Problem statement: Look through the material below for "value". Copy every line that contains it.

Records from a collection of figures
********

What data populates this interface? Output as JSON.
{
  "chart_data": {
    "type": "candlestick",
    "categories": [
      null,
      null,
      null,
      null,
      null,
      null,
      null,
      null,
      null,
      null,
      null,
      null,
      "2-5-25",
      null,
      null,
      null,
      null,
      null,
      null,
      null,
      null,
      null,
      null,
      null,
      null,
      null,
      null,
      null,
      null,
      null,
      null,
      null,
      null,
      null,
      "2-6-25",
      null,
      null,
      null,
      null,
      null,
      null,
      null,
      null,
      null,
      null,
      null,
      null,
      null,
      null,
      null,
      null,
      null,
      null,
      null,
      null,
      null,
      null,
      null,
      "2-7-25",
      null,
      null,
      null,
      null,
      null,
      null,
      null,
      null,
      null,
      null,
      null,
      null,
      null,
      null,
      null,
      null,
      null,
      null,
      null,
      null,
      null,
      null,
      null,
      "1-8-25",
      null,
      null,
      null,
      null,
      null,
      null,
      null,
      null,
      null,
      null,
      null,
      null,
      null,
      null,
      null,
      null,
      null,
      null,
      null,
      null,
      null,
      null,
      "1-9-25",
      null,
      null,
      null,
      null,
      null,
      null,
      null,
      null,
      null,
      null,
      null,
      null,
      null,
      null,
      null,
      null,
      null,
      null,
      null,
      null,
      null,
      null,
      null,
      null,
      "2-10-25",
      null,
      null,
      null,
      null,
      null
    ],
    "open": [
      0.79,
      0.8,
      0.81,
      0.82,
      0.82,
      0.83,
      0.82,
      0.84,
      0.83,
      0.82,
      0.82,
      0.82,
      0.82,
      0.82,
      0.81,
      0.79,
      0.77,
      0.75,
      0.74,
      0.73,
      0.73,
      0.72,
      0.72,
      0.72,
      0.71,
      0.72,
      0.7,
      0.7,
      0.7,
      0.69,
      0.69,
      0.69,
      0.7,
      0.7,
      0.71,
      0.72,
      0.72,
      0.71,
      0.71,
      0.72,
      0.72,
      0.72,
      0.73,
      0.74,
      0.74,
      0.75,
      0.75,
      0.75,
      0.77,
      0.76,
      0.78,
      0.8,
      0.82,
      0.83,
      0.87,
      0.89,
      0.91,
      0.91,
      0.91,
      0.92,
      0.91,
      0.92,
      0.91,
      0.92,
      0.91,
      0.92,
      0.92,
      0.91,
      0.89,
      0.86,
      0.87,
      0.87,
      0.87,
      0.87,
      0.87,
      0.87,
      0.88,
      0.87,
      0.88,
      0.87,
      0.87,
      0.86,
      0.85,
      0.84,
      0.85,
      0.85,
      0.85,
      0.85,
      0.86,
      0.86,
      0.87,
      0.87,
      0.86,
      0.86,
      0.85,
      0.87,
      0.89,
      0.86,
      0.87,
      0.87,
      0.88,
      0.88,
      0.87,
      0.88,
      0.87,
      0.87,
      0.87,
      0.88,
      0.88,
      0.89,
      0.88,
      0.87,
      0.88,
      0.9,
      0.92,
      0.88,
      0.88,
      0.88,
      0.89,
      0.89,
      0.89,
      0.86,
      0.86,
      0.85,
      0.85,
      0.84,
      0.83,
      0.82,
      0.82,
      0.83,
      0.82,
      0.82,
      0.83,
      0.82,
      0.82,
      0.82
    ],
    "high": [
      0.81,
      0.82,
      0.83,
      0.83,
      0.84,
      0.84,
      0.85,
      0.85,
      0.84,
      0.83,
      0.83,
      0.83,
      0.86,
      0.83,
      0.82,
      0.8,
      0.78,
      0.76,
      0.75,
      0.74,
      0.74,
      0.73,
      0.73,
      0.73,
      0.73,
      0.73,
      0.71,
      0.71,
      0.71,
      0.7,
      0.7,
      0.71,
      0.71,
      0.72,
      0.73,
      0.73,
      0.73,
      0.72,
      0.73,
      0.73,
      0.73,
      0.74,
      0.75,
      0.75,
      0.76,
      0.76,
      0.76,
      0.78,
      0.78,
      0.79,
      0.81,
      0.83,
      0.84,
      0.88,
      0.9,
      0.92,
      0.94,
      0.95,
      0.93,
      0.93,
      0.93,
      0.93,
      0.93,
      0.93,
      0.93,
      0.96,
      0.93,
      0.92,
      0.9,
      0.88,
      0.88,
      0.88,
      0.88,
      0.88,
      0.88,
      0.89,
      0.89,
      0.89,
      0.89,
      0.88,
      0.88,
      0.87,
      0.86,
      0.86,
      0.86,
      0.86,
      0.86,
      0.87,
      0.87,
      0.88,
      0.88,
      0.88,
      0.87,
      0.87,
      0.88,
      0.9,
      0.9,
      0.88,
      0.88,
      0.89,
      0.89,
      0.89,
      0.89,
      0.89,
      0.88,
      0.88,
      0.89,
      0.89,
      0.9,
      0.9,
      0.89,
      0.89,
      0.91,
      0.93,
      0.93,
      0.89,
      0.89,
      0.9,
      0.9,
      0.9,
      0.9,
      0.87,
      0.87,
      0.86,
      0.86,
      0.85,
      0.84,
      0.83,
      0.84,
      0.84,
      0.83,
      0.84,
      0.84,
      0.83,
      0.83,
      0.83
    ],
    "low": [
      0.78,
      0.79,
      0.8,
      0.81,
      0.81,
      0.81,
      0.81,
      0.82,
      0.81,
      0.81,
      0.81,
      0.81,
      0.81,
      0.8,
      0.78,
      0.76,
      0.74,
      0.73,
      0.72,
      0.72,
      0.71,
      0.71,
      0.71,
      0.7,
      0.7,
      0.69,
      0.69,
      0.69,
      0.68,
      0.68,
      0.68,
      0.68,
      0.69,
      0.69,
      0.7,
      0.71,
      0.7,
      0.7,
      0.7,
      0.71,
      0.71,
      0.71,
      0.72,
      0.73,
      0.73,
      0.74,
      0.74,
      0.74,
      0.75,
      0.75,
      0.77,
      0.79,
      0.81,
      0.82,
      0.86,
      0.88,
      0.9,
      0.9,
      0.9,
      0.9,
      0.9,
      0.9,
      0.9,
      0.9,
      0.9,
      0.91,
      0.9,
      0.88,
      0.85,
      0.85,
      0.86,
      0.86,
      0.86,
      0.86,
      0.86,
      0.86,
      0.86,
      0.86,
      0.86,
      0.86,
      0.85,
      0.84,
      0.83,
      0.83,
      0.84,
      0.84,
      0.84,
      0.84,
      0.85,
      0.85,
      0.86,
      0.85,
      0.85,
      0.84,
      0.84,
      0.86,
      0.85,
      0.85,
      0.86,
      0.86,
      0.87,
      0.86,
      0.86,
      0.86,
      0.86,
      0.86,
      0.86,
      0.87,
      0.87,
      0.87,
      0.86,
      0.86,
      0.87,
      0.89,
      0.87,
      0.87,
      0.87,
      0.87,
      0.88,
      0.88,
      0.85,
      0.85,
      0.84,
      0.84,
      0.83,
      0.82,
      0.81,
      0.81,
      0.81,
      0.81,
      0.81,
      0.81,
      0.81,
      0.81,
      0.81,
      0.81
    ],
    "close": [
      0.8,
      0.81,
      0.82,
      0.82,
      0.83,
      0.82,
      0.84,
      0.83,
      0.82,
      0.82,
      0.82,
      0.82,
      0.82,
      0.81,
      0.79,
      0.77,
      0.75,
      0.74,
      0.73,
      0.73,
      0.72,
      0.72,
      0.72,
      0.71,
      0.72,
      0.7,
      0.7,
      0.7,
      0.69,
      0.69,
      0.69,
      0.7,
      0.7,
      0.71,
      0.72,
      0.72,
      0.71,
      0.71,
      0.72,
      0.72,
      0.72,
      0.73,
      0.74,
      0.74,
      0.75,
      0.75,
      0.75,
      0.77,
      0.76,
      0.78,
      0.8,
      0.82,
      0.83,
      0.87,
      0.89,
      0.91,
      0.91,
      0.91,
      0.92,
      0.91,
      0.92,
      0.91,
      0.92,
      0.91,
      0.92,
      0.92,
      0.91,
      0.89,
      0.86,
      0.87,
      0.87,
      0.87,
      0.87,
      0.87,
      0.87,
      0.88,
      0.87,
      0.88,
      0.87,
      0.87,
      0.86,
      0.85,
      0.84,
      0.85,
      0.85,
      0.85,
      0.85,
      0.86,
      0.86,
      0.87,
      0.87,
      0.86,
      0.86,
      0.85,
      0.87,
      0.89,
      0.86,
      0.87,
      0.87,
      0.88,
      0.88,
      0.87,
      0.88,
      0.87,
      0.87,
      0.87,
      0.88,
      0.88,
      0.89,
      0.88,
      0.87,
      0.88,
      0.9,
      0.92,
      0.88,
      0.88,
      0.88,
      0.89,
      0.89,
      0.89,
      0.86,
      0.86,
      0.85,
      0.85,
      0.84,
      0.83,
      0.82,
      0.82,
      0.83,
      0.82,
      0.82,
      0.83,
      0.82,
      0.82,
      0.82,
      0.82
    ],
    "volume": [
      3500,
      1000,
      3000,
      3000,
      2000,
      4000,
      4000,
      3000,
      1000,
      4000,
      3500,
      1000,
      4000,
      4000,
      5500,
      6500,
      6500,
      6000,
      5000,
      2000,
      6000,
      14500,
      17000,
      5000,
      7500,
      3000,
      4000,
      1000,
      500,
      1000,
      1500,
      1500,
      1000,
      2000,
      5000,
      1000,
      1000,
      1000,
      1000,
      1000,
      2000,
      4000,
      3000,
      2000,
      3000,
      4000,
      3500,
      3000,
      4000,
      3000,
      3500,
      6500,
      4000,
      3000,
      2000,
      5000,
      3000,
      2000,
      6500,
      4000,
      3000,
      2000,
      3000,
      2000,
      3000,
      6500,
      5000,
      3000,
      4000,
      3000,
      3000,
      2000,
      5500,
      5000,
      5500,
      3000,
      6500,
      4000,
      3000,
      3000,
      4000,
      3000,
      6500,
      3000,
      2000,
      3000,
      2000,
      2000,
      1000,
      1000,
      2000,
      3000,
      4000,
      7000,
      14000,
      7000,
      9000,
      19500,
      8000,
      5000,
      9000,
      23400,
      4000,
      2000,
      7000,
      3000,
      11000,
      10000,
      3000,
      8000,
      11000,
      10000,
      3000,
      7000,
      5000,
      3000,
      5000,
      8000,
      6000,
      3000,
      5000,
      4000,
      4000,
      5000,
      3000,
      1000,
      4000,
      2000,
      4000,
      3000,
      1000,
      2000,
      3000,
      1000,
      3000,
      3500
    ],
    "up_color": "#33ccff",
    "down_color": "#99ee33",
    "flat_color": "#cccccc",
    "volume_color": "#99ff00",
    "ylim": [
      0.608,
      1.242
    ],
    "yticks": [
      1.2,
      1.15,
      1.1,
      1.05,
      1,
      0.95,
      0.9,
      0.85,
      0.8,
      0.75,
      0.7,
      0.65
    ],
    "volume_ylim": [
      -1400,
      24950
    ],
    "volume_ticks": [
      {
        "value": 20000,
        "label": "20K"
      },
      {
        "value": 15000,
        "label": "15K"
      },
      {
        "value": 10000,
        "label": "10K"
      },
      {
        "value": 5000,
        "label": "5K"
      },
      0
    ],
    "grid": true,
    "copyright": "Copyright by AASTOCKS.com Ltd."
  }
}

********

Worked answer:
        "value": 20000,
        "value": 15000,
        "value": 10000,
        "value": 5000,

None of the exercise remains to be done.